■ Objective ■
What is the number of lines containing the word "labels"? Give that number alone.

--- Start Provided material ---

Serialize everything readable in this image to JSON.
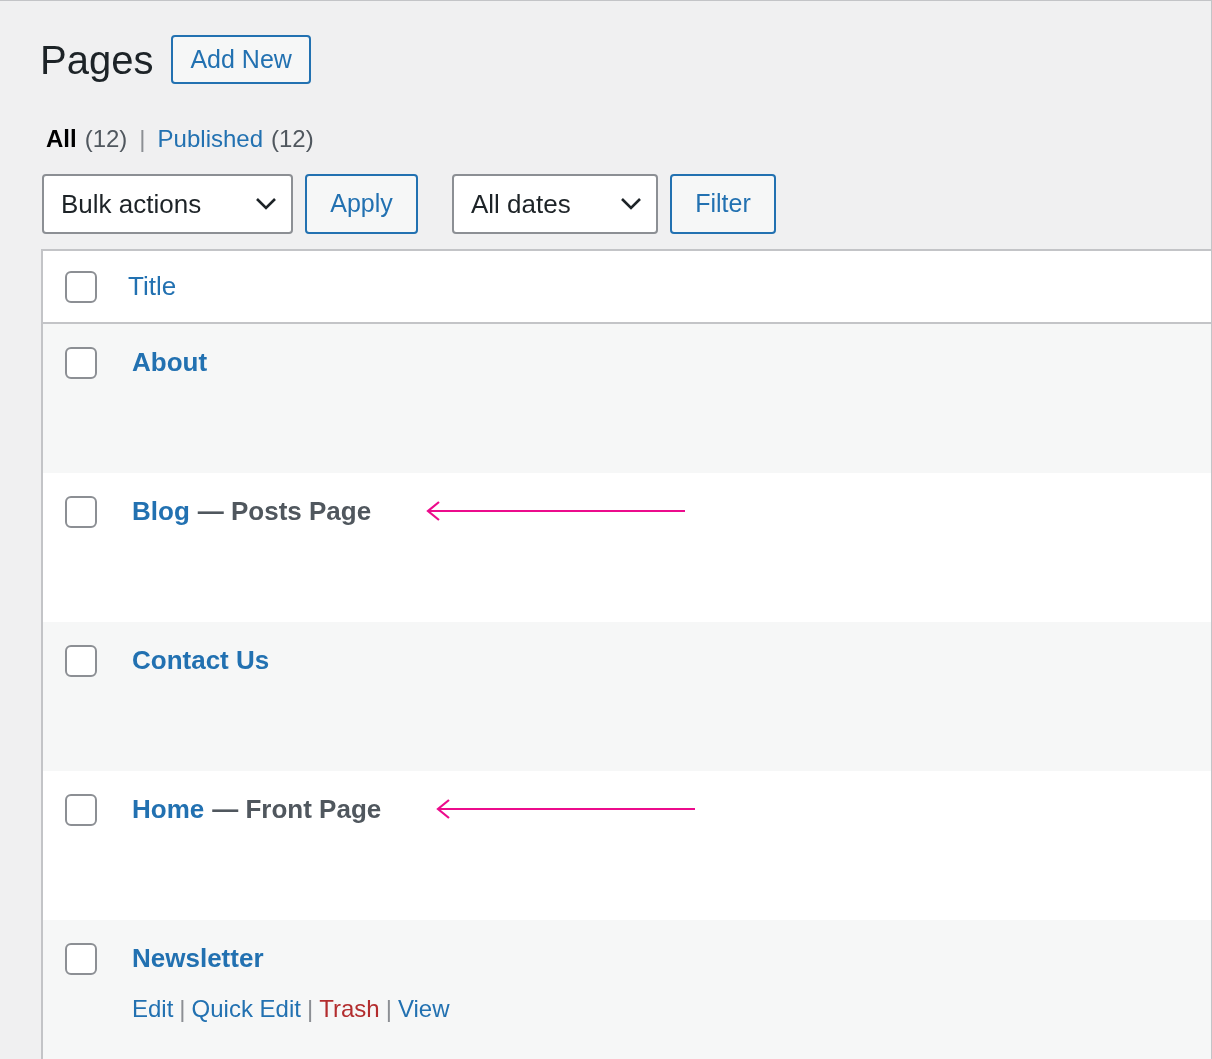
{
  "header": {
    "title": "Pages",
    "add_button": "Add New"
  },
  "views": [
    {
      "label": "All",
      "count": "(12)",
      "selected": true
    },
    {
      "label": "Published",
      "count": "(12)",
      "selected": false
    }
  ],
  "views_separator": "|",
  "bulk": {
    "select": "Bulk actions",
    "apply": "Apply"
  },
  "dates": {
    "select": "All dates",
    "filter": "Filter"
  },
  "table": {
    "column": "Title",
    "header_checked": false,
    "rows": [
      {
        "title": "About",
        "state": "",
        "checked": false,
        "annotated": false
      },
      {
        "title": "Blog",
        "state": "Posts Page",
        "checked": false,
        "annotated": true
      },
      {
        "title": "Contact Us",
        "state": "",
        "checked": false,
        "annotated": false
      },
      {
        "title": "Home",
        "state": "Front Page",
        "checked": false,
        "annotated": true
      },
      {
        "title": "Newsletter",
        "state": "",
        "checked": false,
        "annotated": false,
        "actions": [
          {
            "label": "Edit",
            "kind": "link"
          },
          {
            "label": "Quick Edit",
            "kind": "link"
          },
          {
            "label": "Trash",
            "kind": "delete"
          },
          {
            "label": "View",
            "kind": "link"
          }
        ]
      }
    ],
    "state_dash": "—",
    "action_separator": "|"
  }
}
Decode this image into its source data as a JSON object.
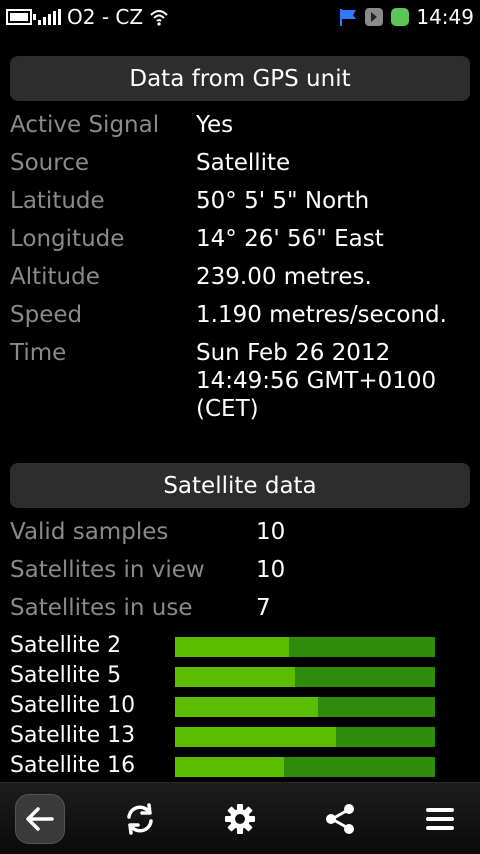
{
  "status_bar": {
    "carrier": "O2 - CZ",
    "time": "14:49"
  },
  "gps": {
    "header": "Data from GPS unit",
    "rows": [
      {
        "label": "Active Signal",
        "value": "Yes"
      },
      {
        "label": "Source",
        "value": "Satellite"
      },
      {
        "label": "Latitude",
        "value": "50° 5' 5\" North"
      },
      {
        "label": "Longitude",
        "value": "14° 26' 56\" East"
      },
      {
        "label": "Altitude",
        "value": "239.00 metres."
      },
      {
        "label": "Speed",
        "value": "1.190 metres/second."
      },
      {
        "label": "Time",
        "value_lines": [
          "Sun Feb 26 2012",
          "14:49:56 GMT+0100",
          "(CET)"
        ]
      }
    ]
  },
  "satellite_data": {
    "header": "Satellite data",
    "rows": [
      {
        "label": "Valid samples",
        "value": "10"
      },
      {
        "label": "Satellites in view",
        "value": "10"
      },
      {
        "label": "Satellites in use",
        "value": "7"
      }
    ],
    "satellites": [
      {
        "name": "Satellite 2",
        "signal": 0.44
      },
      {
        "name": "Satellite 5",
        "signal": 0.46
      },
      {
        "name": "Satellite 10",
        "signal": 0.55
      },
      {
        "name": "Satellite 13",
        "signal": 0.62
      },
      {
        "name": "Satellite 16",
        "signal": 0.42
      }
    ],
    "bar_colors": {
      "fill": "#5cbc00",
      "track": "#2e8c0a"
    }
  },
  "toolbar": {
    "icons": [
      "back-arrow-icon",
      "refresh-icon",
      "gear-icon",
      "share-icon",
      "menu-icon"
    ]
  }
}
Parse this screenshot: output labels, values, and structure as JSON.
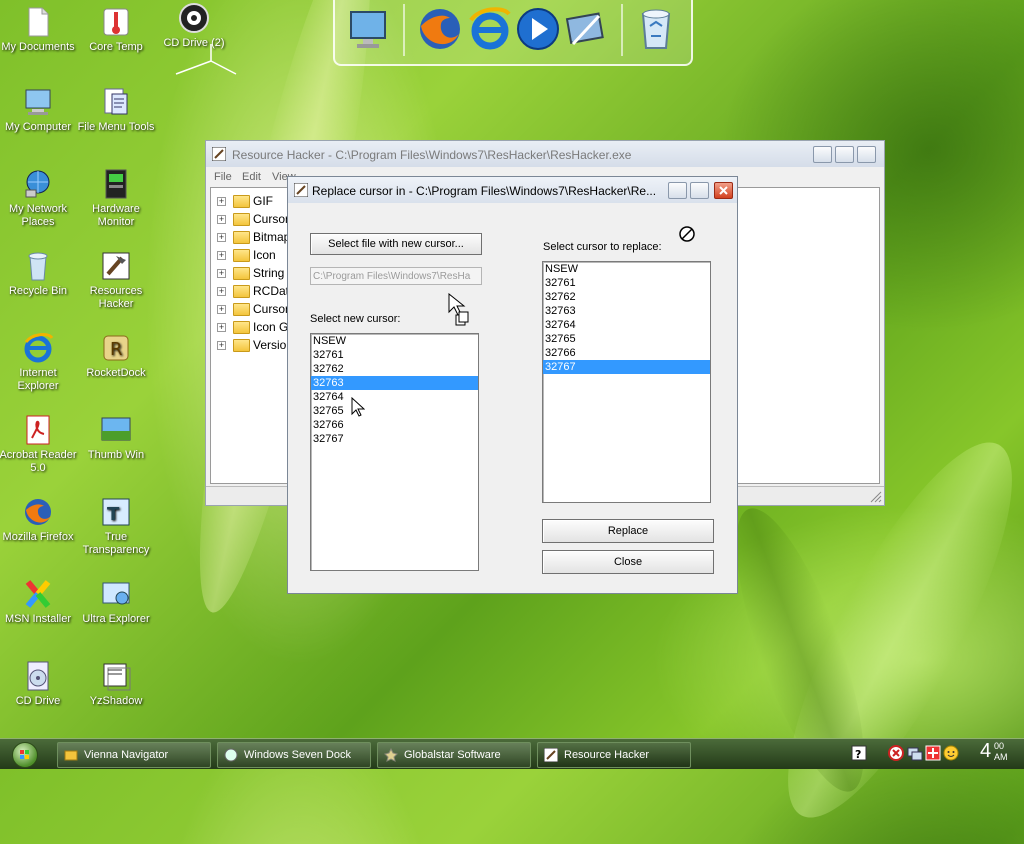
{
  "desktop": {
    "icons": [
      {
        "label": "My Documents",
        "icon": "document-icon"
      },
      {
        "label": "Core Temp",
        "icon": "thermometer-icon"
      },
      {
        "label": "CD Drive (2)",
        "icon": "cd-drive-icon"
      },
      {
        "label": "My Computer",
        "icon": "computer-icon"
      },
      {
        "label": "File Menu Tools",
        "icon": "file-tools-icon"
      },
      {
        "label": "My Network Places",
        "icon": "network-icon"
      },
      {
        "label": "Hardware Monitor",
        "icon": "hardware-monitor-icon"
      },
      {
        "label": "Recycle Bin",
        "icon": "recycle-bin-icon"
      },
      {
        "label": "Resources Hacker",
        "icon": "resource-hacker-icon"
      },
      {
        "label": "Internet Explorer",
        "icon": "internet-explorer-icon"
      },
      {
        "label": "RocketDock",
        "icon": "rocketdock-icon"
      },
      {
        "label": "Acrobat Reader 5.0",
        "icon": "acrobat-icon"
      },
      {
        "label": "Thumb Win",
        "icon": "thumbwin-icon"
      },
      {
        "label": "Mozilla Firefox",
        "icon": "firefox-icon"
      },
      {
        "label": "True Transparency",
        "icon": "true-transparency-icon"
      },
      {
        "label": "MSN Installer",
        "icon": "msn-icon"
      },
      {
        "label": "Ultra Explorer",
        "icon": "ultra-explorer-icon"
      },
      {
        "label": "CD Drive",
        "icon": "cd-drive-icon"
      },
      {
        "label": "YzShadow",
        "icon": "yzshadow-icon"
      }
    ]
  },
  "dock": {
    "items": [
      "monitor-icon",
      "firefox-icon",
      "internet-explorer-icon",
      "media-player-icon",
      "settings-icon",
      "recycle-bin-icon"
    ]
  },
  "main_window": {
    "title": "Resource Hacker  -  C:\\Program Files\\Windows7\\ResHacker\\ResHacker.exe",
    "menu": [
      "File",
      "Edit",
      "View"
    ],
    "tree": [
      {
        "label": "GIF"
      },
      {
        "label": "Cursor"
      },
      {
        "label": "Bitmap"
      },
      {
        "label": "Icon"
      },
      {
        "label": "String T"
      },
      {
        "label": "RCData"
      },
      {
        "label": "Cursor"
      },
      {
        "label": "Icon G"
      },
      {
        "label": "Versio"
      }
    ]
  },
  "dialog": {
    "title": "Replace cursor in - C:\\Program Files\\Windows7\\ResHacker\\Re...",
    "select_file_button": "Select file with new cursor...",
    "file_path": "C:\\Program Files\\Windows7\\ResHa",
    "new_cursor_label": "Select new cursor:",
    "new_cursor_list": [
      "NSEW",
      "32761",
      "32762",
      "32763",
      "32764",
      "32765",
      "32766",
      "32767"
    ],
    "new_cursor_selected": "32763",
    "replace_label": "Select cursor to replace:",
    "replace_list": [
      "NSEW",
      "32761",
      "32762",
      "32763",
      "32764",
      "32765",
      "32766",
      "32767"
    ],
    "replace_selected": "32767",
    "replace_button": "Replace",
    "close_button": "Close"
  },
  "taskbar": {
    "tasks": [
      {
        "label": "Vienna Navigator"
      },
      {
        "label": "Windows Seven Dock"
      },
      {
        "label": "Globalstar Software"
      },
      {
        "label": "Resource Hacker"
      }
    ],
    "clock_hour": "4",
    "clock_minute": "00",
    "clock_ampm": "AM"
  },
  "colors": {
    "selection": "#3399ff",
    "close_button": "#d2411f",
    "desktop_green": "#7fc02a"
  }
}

--- End Provided material ---
--- Start Provided material ---

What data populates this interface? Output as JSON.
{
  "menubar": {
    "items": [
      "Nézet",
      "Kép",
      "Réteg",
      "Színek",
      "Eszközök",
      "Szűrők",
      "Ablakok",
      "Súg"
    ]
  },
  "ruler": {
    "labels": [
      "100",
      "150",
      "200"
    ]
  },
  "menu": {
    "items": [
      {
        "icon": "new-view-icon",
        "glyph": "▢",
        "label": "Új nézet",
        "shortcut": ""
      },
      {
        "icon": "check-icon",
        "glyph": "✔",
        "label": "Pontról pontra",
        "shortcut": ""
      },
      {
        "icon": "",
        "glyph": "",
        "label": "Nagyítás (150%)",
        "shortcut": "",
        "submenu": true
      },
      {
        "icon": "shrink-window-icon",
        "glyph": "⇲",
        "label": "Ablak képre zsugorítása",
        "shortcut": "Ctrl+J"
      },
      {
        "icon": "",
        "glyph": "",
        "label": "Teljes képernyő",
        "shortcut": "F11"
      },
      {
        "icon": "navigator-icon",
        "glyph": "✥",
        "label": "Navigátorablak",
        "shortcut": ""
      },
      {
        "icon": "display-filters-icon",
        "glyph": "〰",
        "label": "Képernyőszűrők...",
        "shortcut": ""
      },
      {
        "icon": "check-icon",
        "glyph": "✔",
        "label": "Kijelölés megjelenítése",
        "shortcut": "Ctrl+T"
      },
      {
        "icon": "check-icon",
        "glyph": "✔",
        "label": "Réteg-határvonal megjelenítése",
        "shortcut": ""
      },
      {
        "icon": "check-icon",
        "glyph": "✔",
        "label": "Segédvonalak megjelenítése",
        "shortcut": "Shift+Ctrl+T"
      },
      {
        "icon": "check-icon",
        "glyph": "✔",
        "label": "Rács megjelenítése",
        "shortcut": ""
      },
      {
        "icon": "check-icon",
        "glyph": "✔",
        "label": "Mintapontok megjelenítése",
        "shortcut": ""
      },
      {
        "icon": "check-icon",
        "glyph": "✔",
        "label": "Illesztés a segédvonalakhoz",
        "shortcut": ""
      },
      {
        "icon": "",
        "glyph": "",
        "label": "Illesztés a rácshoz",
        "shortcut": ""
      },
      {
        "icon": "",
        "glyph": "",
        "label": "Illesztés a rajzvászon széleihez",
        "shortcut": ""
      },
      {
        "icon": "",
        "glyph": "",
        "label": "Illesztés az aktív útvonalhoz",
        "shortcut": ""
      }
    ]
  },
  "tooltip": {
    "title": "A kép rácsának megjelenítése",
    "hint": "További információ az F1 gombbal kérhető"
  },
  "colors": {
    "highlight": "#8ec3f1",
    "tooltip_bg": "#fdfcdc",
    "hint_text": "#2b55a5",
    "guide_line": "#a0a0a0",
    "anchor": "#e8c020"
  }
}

--- End Provided material ---

■ Complete response ■
2